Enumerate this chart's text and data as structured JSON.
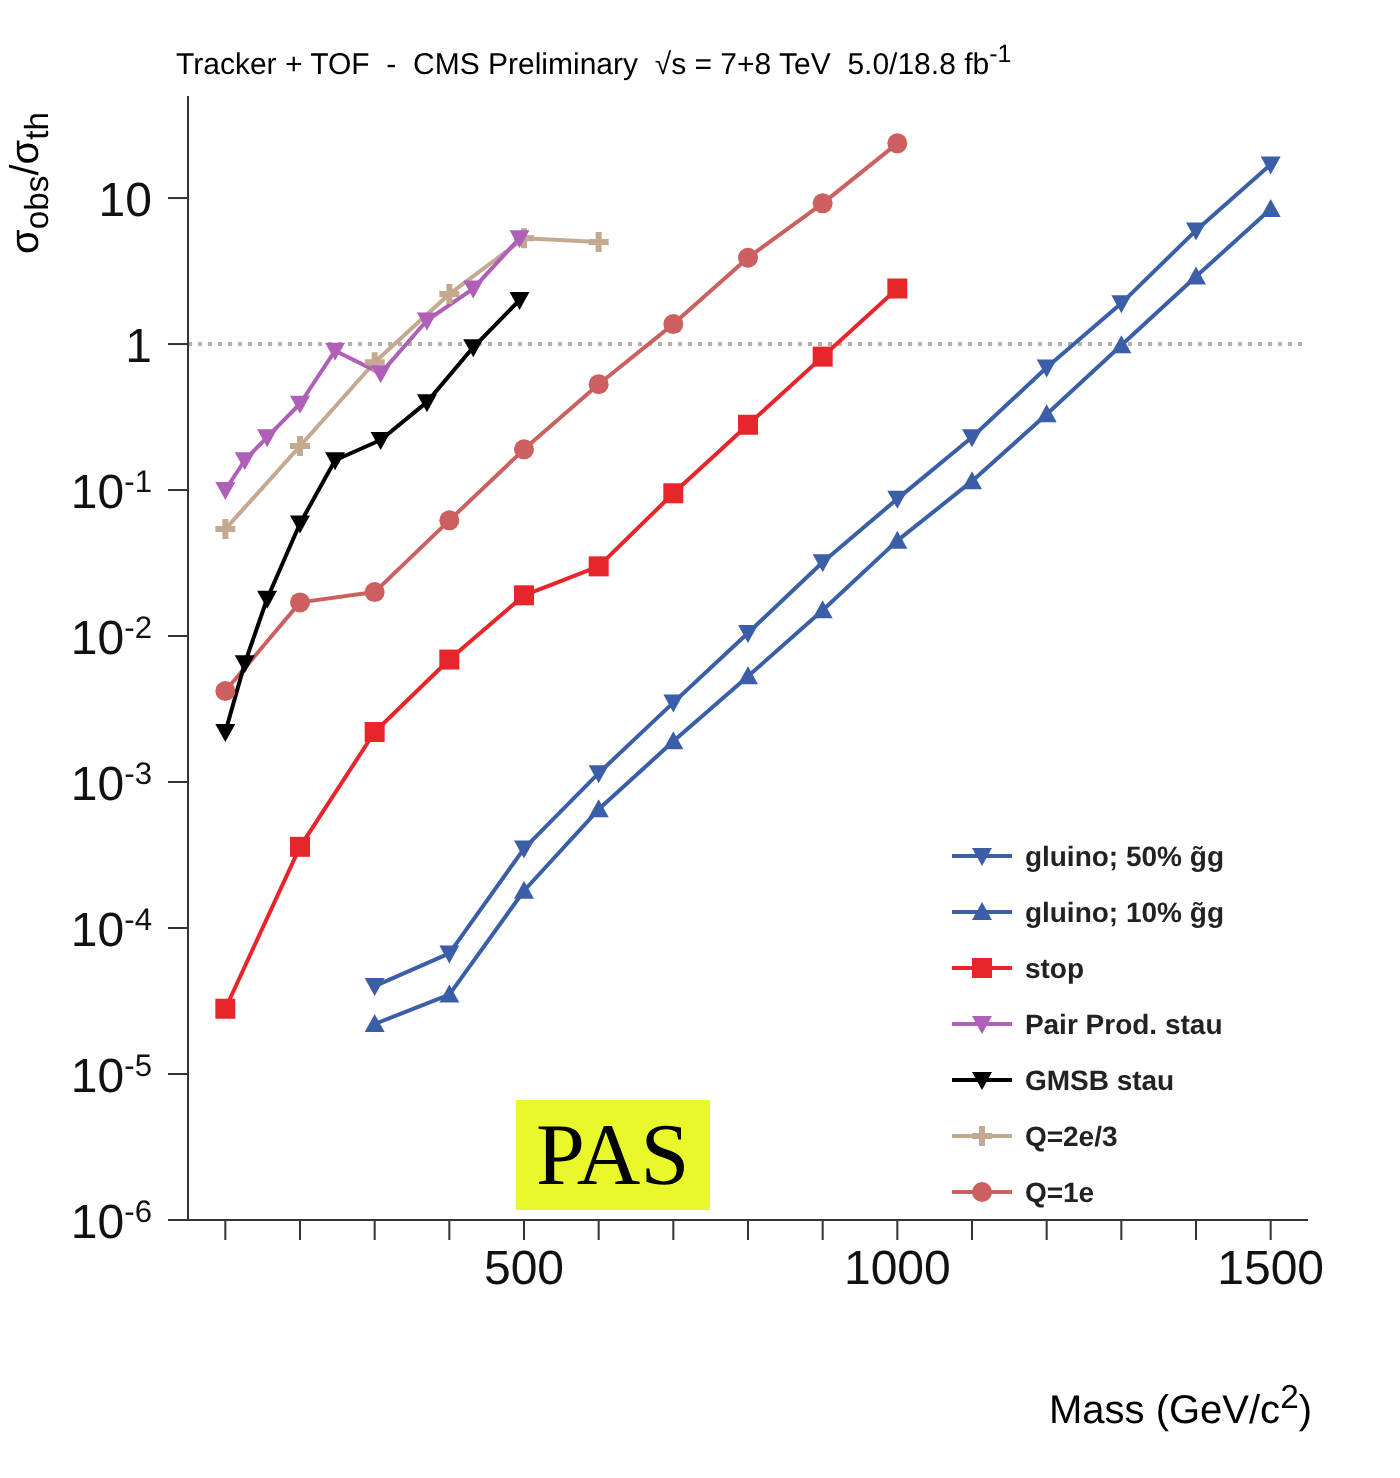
{
  "chart_data": {
    "type": "line",
    "title": "Tracker + TOF  -  CMS Preliminary  √s = 7+8 TeV  5.0/18.8 fb$^{-1}$",
    "xlabel": "Mass (GeV/c$^{2}$)",
    "ylabel": "σ$_{obs}$/σ$_{th}$",
    "annotations": [
      "PAS"
    ],
    "log": "y",
    "xlim": [
      50,
      1550
    ],
    "xticks": [
      {
        "value": 100,
        "label": null
      },
      {
        "value": 200,
        "label": null
      },
      {
        "value": 300,
        "label": null
      },
      {
        "value": 400,
        "label": null
      },
      500,
      {
        "value": 600,
        "label": null
      },
      {
        "value": 700,
        "label": null
      },
      {
        "value": 800,
        "label": null
      },
      {
        "value": 900,
        "label": null
      },
      1000,
      {
        "value": 1100,
        "label": null
      },
      {
        "value": 1200,
        "label": null
      },
      {
        "value": 1300,
        "label": null
      },
      {
        "value": 1400,
        "label": null
      },
      1500
    ],
    "ylim": [
      1e-06,
      50
    ],
    "yticks": [
      {
        "value": 1e-06,
        "label": "10$^{-6}$"
      },
      {
        "value": 1e-05,
        "label": "10$^{-5}$"
      },
      {
        "value": 0.0001,
        "label": "10$^{-4}$"
      },
      {
        "value": 0.001,
        "label": "10$^{-3}$"
      },
      {
        "value": 0.01,
        "label": "10$^{-2}$"
      },
      {
        "value": 0.1,
        "label": "10$^{-1}$"
      },
      1,
      10
    ],
    "legend": "bottom right",
    "line_style": "solid",
    "ref_lines": [
      {
        "axis": "y",
        "value": 1,
        "color": "#b0b0b0",
        "line_style": "dotted"
      }
    ],
    "series": [
      {
        "name": "gluino; 50% g̃g",
        "color": "#3a5fa8",
        "marker": "triangle-down",
        "x": [
          300,
          400,
          500,
          600,
          700,
          800,
          900,
          1000,
          1100,
          1200,
          1300,
          1400,
          1500
        ],
        "values": [
          4e-05,
          6.7e-05,
          0.00035,
          0.00115,
          0.0035,
          0.0105,
          0.032,
          0.087,
          0.23,
          0.69,
          1.9,
          6,
          17
        ]
      },
      {
        "name": "gluino; 10% g̃g",
        "color": "#3a5fa8",
        "marker": "triangle",
        "x": [
          300,
          400,
          500,
          600,
          700,
          800,
          900,
          1000,
          1100,
          1200,
          1300,
          1400,
          1500
        ],
        "values": [
          2.2e-05,
          3.5e-05,
          0.00018,
          0.00065,
          0.0019,
          0.0053,
          0.015,
          0.045,
          0.115,
          0.33,
          0.98,
          2.9,
          8.4
        ]
      },
      {
        "name": "stop",
        "color": "#e8252a",
        "marker": "square",
        "x": [
          100,
          200,
          300,
          400,
          500,
          600,
          700,
          800,
          900,
          1000
        ],
        "values": [
          2.8e-05,
          0.00036,
          0.0022,
          0.0069,
          0.019,
          0.03,
          0.095,
          0.28,
          0.82,
          2.4
        ]
      },
      {
        "name": "Pair Prod. stau",
        "color": "#b05fb8",
        "marker": "triangle-down",
        "x": [
          100,
          126,
          156,
          200,
          247,
          308,
          370,
          432,
          494
        ],
        "values": [
          0.1,
          0.16,
          0.23,
          0.39,
          0.9,
          0.63,
          1.45,
          2.4,
          5.3
        ]
      },
      {
        "name": "GMSB stau",
        "color": "#000000",
        "marker": "triangle-down",
        "x": [
          100,
          126,
          156,
          200,
          247,
          308,
          370,
          432,
          494
        ],
        "values": [
          0.0022,
          0.0065,
          0.018,
          0.059,
          0.16,
          0.22,
          0.4,
          0.95,
          2
        ]
      },
      {
        "name": "Q=2e/3",
        "color": "#c4a890",
        "marker": "cross",
        "x": [
          100,
          200,
          300,
          400,
          500,
          600
        ],
        "values": [
          0.054,
          0.2,
          0.75,
          2.2,
          5.3,
          5
        ]
      },
      {
        "name": "Q=1e",
        "color": "#cc5f5f",
        "marker": "circle",
        "x": [
          100,
          200,
          300,
          400,
          500,
          600,
          700,
          800,
          900,
          1000
        ],
        "values": [
          0.0042,
          0.017,
          0.02,
          0.062,
          0.19,
          0.53,
          1.37,
          3.9,
          9.2,
          23.7
        ]
      }
    ]
  }
}
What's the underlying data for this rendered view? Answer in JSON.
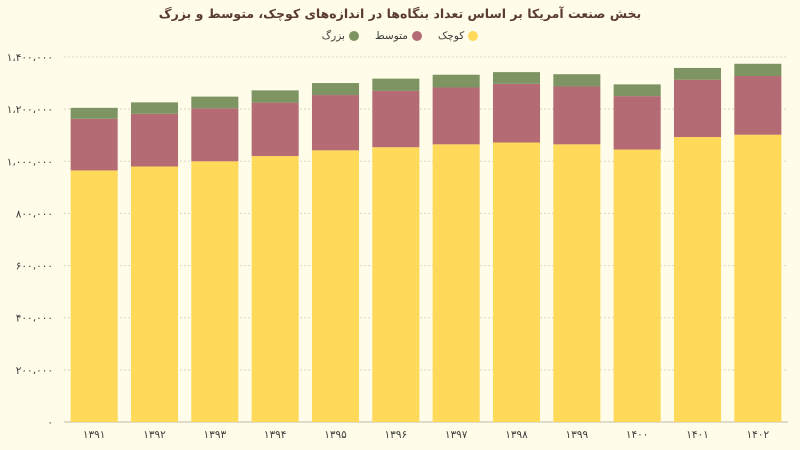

**Stated problem**. Where a line in the material contains "color", copy that line.

**The reply**.
        "color": "#b0b0b0",
        "color": "#3a5fa8",
        "color": "#3a5fa8",
        "color": "#e8252a",
        "color": "#b05fb8",
        "color": "#000000",
        "color": "#c4a890",
        "color": "#cc5f5f",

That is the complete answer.